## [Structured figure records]
— start —

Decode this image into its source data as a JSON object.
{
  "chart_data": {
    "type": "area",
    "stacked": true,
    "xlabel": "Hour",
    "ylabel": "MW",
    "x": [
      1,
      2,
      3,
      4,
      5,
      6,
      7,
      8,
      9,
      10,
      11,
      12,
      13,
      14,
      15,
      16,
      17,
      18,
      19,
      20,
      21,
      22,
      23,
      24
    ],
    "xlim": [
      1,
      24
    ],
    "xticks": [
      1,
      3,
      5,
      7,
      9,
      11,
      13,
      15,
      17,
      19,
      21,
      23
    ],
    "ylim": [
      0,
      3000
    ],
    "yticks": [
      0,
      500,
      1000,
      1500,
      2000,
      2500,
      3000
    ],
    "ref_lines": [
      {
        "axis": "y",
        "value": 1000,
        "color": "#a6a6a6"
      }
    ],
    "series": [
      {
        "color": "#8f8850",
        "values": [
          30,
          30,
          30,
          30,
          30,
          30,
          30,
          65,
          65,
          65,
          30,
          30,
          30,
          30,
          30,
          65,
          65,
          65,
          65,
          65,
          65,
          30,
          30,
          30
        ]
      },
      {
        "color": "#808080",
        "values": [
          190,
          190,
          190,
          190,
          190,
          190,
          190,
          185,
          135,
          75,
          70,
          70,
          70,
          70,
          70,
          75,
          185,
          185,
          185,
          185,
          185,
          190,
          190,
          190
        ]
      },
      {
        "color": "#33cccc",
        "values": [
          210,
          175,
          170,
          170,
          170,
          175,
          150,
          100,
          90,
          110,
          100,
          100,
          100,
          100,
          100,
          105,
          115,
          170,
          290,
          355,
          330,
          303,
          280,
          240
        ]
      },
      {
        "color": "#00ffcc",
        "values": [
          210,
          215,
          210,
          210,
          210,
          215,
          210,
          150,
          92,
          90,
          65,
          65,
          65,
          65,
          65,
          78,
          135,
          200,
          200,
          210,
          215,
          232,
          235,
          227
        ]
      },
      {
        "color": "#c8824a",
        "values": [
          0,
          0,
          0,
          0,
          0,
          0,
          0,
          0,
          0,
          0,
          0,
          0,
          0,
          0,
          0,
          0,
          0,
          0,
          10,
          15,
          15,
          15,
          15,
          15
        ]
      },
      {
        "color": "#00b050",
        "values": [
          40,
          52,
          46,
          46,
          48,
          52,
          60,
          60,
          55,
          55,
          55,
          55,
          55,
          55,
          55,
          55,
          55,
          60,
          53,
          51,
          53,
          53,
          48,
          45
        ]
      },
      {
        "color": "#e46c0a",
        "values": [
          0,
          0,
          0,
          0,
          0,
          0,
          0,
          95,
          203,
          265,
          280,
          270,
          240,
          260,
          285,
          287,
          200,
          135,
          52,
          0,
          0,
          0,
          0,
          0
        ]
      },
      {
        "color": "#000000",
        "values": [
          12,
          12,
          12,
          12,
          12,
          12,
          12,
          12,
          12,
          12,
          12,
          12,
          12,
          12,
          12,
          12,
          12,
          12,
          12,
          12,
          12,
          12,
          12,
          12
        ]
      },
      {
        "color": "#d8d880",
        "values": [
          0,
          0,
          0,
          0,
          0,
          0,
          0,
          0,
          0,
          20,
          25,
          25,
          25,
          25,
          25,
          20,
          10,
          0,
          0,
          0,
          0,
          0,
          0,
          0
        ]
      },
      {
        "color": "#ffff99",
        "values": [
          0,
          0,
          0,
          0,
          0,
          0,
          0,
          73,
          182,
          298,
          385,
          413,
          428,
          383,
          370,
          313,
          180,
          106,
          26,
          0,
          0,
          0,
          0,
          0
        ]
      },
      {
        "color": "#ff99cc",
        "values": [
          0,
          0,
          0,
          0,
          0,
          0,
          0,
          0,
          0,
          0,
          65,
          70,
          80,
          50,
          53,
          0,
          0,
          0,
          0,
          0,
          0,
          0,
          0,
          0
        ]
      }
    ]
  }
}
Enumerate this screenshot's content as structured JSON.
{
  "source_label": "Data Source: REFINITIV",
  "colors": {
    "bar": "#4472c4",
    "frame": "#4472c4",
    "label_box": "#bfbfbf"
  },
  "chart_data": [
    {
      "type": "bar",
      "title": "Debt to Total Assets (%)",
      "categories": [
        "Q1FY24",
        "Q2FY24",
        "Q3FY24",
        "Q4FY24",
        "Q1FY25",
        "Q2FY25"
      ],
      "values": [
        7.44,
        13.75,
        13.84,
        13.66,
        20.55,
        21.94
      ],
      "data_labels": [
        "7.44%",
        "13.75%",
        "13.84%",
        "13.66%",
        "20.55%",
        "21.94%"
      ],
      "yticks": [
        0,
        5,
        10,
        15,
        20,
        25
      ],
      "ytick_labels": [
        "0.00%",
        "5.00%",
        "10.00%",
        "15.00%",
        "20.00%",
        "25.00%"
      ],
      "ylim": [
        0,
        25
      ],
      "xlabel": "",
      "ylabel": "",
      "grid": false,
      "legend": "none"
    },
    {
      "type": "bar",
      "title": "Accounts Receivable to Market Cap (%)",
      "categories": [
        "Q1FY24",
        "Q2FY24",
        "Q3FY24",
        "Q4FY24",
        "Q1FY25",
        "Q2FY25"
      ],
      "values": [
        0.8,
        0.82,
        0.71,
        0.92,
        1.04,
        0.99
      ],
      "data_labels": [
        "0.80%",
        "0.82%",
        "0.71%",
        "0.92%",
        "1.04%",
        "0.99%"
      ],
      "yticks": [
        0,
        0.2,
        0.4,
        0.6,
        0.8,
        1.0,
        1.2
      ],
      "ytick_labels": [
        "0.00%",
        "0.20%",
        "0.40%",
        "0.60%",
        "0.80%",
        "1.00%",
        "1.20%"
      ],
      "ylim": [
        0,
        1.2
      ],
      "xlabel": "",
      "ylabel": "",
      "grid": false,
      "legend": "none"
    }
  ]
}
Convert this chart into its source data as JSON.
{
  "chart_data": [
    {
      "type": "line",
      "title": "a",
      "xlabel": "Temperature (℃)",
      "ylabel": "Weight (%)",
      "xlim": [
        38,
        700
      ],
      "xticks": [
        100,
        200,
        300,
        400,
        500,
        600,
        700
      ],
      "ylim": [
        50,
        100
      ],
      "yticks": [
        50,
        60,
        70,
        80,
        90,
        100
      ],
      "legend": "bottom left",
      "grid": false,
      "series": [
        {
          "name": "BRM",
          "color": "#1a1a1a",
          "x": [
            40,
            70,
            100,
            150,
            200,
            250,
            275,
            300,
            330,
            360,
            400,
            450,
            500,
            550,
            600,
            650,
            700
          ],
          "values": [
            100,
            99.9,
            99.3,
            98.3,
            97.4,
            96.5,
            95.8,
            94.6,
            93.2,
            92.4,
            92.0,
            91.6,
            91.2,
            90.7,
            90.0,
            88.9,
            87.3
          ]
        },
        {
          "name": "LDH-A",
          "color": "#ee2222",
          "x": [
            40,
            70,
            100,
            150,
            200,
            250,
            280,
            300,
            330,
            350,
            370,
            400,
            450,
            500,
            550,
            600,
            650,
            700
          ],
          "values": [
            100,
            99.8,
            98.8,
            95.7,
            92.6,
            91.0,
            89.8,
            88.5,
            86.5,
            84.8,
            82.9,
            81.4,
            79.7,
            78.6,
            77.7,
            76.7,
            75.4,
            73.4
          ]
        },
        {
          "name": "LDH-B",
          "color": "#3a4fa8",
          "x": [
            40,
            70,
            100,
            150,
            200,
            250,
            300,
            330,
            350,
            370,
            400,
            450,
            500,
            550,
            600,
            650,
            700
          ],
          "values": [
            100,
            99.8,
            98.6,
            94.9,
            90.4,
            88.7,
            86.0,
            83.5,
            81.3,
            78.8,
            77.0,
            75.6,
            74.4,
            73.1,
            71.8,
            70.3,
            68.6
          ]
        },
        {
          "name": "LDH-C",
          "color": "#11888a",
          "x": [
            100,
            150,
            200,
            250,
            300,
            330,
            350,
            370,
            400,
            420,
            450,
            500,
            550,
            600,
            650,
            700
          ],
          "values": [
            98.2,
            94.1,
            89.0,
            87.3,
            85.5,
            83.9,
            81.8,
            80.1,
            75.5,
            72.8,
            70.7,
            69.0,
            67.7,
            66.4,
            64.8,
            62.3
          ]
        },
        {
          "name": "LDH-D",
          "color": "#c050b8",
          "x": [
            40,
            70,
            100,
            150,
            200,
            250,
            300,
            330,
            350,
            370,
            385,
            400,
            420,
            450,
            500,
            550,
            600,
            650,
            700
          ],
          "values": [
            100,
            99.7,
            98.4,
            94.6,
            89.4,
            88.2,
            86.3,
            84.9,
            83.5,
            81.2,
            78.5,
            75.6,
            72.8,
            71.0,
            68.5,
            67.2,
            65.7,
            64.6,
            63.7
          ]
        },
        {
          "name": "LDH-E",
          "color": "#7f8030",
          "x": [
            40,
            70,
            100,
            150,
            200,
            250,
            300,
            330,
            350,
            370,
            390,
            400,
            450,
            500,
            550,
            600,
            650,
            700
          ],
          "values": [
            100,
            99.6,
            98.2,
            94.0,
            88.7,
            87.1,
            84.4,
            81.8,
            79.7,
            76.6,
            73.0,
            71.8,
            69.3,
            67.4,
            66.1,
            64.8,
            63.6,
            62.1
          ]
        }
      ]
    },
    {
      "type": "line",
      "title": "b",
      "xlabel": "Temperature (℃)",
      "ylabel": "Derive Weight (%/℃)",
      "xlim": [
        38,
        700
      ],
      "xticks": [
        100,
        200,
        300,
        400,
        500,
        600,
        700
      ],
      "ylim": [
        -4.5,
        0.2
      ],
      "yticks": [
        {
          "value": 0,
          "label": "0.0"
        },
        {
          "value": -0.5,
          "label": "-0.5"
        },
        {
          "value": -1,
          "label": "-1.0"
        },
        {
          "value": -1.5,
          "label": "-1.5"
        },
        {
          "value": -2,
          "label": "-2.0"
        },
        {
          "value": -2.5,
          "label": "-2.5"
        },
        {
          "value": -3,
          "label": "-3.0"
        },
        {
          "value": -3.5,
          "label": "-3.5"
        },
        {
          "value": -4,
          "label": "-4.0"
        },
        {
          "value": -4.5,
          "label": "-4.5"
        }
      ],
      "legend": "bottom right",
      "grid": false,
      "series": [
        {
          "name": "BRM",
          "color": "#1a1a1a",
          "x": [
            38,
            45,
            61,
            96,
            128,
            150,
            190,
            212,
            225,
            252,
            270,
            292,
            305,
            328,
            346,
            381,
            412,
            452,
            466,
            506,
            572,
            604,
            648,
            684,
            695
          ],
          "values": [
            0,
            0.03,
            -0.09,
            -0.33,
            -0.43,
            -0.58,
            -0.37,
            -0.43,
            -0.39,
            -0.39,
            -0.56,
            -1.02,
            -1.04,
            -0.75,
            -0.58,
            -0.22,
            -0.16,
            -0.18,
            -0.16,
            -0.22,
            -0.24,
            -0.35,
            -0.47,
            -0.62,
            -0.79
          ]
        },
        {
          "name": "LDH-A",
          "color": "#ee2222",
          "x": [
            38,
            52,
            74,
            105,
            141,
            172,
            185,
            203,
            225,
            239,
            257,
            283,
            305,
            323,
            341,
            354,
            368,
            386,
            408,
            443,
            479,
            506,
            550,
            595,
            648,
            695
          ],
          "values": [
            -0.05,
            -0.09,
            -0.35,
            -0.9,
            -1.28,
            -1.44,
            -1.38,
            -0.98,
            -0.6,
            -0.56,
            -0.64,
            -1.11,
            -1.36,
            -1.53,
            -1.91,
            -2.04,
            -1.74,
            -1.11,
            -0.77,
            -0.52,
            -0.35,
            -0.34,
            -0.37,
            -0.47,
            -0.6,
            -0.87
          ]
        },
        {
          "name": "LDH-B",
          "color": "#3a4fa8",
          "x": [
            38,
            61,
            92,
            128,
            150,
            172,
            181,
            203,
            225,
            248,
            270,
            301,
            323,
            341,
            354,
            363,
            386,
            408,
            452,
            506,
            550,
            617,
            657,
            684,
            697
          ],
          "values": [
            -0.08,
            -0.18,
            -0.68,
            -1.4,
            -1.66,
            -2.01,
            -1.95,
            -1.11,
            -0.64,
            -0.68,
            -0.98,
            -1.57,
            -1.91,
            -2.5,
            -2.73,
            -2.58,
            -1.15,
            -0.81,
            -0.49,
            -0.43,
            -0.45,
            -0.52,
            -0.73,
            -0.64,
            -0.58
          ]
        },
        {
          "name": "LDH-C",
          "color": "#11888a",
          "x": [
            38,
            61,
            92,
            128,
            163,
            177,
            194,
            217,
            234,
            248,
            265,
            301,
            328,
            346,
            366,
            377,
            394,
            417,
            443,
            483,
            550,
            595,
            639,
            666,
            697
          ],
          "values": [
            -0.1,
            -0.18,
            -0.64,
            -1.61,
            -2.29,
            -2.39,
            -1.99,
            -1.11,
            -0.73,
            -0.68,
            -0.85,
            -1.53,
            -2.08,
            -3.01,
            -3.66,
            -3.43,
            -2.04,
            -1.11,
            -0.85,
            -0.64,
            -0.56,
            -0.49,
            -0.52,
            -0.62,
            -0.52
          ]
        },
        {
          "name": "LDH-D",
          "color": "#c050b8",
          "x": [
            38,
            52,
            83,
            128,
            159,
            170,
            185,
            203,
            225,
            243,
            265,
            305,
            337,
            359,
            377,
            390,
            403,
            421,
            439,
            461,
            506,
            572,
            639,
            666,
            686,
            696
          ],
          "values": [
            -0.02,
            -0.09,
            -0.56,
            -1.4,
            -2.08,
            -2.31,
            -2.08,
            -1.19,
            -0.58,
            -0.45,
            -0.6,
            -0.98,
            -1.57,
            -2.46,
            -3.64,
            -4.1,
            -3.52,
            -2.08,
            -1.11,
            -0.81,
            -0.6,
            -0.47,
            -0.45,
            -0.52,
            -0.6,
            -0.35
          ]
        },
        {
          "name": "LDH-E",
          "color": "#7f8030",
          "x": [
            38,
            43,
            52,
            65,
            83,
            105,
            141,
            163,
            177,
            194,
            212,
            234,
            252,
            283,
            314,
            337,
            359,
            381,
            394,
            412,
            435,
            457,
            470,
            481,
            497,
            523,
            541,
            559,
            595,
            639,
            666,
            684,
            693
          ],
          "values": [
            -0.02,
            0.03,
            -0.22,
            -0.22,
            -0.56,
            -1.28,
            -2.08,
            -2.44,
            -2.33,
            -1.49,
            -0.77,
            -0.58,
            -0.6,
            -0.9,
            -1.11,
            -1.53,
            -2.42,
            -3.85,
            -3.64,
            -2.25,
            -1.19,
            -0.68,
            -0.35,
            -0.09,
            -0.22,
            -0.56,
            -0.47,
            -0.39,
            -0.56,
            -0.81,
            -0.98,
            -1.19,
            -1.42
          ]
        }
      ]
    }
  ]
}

— end —

Search the records for the word "Weight", then list every line that has it.

## [Correct response]
      "ylabel": "Weight (%)",
      "ylabel": "Derive Weight (%/℃)",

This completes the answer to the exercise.